_DATA EXCERPTS:_
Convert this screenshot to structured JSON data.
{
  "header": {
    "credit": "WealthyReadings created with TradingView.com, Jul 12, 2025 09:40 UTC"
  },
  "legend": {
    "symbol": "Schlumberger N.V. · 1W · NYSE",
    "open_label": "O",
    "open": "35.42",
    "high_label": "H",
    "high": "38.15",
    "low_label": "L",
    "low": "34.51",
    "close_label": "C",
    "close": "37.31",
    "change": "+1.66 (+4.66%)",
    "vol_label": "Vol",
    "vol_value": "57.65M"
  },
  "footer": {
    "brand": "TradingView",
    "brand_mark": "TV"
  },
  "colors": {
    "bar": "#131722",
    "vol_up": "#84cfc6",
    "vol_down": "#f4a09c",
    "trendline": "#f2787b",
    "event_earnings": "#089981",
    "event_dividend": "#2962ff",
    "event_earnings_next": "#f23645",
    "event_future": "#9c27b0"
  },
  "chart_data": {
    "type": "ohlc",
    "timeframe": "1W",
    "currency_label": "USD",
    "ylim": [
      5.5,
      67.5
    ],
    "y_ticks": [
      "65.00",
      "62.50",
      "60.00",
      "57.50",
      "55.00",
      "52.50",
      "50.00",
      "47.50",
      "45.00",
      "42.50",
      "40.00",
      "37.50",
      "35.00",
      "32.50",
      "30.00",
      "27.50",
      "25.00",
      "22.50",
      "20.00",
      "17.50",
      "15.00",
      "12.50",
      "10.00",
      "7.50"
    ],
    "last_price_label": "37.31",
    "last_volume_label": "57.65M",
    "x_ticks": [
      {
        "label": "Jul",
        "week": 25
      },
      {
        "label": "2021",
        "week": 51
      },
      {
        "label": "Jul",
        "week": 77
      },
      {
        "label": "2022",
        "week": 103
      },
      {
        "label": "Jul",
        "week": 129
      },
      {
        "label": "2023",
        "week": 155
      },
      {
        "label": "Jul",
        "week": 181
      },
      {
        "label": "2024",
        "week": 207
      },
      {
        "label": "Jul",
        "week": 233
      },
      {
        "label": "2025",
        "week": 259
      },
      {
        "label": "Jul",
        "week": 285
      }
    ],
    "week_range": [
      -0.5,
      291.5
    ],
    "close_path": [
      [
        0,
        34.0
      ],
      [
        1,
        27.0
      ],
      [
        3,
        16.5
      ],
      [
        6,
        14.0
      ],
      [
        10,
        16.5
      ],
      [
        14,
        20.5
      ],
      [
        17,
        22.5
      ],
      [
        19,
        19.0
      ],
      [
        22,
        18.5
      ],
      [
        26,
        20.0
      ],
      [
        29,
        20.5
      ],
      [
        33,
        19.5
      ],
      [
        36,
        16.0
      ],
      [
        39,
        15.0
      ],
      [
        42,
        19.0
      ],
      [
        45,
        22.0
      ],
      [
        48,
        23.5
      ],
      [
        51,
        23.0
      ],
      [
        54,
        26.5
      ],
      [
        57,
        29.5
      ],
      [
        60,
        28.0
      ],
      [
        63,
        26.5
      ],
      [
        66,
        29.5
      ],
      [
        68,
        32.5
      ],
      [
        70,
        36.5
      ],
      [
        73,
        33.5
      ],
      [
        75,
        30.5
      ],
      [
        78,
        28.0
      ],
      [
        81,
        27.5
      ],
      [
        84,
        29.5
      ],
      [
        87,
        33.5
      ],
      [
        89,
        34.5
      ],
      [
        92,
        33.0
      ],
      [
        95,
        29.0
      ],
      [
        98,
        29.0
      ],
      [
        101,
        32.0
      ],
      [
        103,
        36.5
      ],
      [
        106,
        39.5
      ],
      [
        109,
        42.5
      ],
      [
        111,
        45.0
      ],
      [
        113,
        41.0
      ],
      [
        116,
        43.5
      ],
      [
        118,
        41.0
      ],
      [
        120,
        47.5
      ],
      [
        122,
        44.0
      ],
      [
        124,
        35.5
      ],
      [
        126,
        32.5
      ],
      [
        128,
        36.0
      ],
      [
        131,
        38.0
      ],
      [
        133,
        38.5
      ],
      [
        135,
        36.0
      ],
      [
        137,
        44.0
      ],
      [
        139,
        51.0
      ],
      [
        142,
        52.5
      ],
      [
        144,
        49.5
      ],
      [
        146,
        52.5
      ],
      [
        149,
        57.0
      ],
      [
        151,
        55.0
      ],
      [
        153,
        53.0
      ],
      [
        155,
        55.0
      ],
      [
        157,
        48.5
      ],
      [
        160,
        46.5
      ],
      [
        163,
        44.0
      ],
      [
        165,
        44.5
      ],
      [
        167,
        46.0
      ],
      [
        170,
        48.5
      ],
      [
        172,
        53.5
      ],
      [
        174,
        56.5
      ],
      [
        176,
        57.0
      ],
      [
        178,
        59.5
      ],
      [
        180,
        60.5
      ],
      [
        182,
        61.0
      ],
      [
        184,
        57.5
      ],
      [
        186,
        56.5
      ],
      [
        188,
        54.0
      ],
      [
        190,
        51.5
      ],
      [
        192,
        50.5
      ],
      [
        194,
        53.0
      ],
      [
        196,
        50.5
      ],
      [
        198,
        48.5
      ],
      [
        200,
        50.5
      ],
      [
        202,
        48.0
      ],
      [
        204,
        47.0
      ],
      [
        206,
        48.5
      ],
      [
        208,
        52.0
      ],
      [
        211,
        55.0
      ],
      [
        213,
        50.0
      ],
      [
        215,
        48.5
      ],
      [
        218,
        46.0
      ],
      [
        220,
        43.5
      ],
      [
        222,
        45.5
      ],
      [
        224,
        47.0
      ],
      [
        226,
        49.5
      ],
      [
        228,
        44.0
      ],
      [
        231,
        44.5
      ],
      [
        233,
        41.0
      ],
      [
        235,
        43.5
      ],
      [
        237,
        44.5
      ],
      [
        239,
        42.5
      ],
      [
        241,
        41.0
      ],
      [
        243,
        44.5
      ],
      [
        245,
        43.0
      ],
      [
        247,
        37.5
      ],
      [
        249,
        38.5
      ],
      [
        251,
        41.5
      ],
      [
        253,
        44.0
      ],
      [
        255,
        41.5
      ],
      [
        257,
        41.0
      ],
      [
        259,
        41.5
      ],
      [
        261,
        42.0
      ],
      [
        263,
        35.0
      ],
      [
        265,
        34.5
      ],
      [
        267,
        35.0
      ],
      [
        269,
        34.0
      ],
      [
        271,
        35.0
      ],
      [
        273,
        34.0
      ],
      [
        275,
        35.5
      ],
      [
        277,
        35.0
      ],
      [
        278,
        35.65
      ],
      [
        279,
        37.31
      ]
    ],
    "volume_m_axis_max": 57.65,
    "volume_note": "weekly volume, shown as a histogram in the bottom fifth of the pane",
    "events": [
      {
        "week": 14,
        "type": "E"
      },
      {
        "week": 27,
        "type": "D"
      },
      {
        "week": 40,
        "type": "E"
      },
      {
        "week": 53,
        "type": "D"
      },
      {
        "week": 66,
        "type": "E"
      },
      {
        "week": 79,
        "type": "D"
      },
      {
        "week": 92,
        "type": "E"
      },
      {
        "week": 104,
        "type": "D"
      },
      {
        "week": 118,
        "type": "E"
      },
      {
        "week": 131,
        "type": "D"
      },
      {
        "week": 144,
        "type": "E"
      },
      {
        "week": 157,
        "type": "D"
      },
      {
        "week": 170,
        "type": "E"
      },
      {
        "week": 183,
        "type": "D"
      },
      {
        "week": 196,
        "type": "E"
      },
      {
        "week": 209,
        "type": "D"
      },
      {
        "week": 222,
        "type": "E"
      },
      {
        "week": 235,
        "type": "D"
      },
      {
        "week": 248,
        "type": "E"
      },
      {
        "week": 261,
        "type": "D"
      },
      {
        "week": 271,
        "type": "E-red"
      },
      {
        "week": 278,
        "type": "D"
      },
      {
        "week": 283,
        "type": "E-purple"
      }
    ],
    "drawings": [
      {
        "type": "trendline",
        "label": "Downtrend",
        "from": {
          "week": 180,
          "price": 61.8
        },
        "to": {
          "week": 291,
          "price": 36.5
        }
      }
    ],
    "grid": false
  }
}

_INSTRUCTIONS TO FOLLOW:_ Tally the lines of the data that contain the string "TradingView" and report the total alone.

_COMPLETE ANSWER:_ 2